Washington is a state in the Pacific Northwest of the United States. It should not be confused with Washington, DC, the nation's capital. To avoid confusion, the state is often called Washington state. Although the state capital is Olympia, the largest city in Washington is Seattle. As of the 2000 census, the state population is approximately 5.9 million. Residents are called "Washingtonians."
Washington is the only state named after a president, George Washington.
The USS Washington was named in honor of this state.
The first European record of a landing on the Washington coast is by Spanish Captain Don Bruno de Heceta in 1775 on board the Santiago, part of a two-ship flotilla with the Sonora. They claimed all the coastal lands up to the Russian possessions in the north for Spain.
In 1778, British explorer Captain James Cook sighted Cape Flattery, at the entrance to the Strait of Juan de Fuca, but the straits would not be explored until 1789 by Captain Charles W. Barkley. Further explorations of the straits were performed by Spanish explorers Manuel Quimper in 1790 and Francisco Eliza in 1791, then by British Captain George Vancouver in 1792.
The Spanish Nootka Concession of 1790 opened the northwest territory to explorers and trappers from other nations, most notably Britain and then the United States. In 1805, the Lewis and Clark expedition entered the state on October 10, 1805.
In 1819, Spain ceded their original claims to this territory to the United States. This began a period of joint-occupancy by Britain and the U.S. that lasted until June 15, 1846 when Britain ceded their claims to this land with the Treaty of Oregon.
Washington is bounded by the Pacific Ocean to the west, Oregon to the south (the Columbia River forming most of this border), Idaho to the east, and British Columbia, Canada to the north. It is famous for scenery of breathtaking beauty and sharp contrasts. High mountains rise above evergreen forests and sparkling coastal waters. Its coastal location and Puget Sound harbors give it a leading role in trade with Alaska, Canada, and the Pacific Rim. Puget Sound's many islands are served by the largest state ferry fleet in the world. Washington is a land of contrasts. The deep forests of the Olympic Peninsula are among the rainiest places in the world, but the flat semi-desert that lies east of the Cascade Range stretches for long distances without a single tree. Snow-covered peaks tower above the foothills and lowlands around them. Mount Rainier, the highest mountain in the state, appears to "float" on the horizon southeast of Seattle and Tacoma on clear days. The eastern side of the state can be divided into two regions: the Okanogan Highlands, and the Columbia River Basin.

-------------------------

*Work to do*: Extend the text on Washington state, starting after its final sentence. The material that comes next is separate from the Washington state text.

*Information given*:

-------------------------

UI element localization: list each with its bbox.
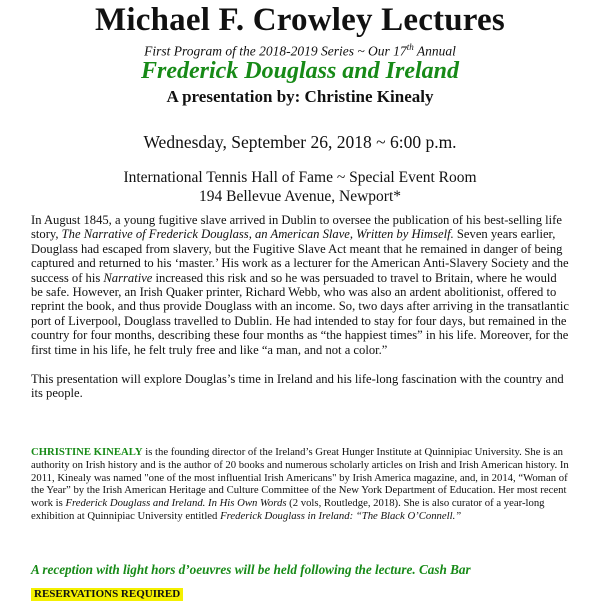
venue-address: 194 Bellevue Avenue, Newport* — [198, 188, 402, 205]
description-paragraph: This presentation will explore Douglas’s time in Ireland and his life-long fascination with the country and its people. — [31, 372, 564, 401]
story-text: In August 1845, a young fugitive slave arrived in Dublin to oversee the publication of his best-selling life story, — [31, 213, 562, 242]
reservations-banner: RESERVATIONS REQUIRED — [31, 588, 183, 601]
subtitle-text: First Program of the 2018-2019 Series ~ Our 17 — [144, 43, 407, 59]
description-paragraph — [31, 213, 571, 357]
exhibition-title: Frederick Douglass in Ireland: “The Black O’Connell.” — [220, 509, 462, 522]
book-title: The Narrative of Frederick Douglass, an American Slave, Written by Himself. — [61, 227, 454, 242]
book-title-short: Narrative — [103, 270, 153, 285]
bio-text: is the founding director of the Ireland’s Great Hunger Institute at Quinnipiac University. She is an authority on Irish history and is the author of 20 books and numerous scholarly articles on Irish and Irish American history. In 2011, Kinealy was named "one of the most influential Irish Americans" by Irish America magazine, and, in 2014, “Woman of the Year” by the Irish American Heritage and Culture Committee of the New York Department of Education. Her most recent work is — [31, 446, 569, 510]
page-title: Michael F. Crowley Lectures — [95, 2, 505, 38]
story-text: Seven years earlier, Douglass had escaped from slavery, but the Fugitive Slave Act meant that he remained in danger of being captured and returned to his ‘master.’ His work as a lecturer for the American Anti-Slavery Society and the success of his — [31, 227, 569, 285]
speaker-bio — [31, 446, 573, 523]
story-text: increased this risk and so he was persuaded to travel to Britain, where he would be safe. However, an Irish Quaker printer, Richard Webb, who was also an ardent abolitionist, offered to reprint the book, and thus provide Douglass with an income. So, two days after arriving in the transatlantic port of Liverpool, Douglass travelled to Dublin. He had intended to stay for four days, but remained in the country for four months, describing these four months as “the happiest times” in his life. Moreover, for the first time in his life, he felt truly free and like “a man, and not a color.” — [31, 270, 569, 357]
subtitle-suffix: Annual — [413, 43, 456, 59]
bio-book-title: Frederick Douglass and Ireland. In His Own Words — [65, 497, 287, 510]
venue-name: International Tennis Hall of Fame ~ Special Event Room — [123, 169, 477, 186]
event-title: Frederick Douglass and Ireland — [140, 58, 460, 84]
presenter-line: A presentation by: Christine Kinealy — [166, 87, 434, 106]
reception-note: A reception with light hors d’oeuvres will be held following the lecture. Cash Bar — [31, 562, 471, 577]
speaker-name: CHRISTINE KINEALY — [31, 446, 143, 458]
event-datetime: Wednesday, September 26, 2018 ~ 6:00 p.m. — [143, 132, 457, 152]
event-description — [31, 213, 571, 416]
bio-text: (2 vols, Routledge, 2018). She is also curator of a year-long exhibition at Quinnipiac University entitled — [31, 497, 545, 522]
subtitle-superscript: th — [406, 42, 414, 52]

-------------------------

*Final answer*:
Washington is also notable for being home to four of the five longest floating bridges in the world: the Evergreen Point Floating Bridge, Lacey V. Murrow Memorial Bridge, and Third Lake Washington Bridge over Lake Washington, and the Hood Canal Bridge connecting the Olympic and Kitsap Peninsulas.
According to the U.S. Census Bureau, as of 2003, Washington's population was estimated at 6,131,445 people.
The racial makeup of the state is:
6.7% of Washington's population were reported as under 5, 25.7% under 18, and 11.2% were 65 or older. Females made up approximately 50.2% of the population.
Important cities and towns
Washington is a leading agricultural state. (The following figures are from the Washington State Office of Financial Management (http://www.ofm.wa.gov/databook/pdf/nt14.pdf) and the Washington Agricultural Statistics Service (http://www.nass.usda.gov/wa/ssoinfo.htm).)
For 2001, the total value of Washington's agricultural products was $5.4 billion, the 12th highest in the country. The total value of its crops was $3.2 billion, the 8th highest.
In 2002, Washington ranked first in the nation in production of raspberries (87.8% of total U.S. production), hops (74.4%), spearmint oil (also 74.4%), wrinkled seed peas (65.6%), apples (60.2%), Concord grapes (51.8%), sweet cherries (48%), pears (44.9%), lentils (41.9%), peppermint oil (35.2%), carrots for processing (34.5%), tart cherries (32.8%), Niagara grapes (32.4%), and sweet corn for processing (29.2%). Washington also ranked second in the nation in grapes (all varieties taken together), apricots, asparagus (over a third of the country's production), and green peas for processing; third in the nation for wheat, prunes and plums, summer dry onions, trout, and butter; fourth in barley and peaches; and fifth in cranberries and strawberries.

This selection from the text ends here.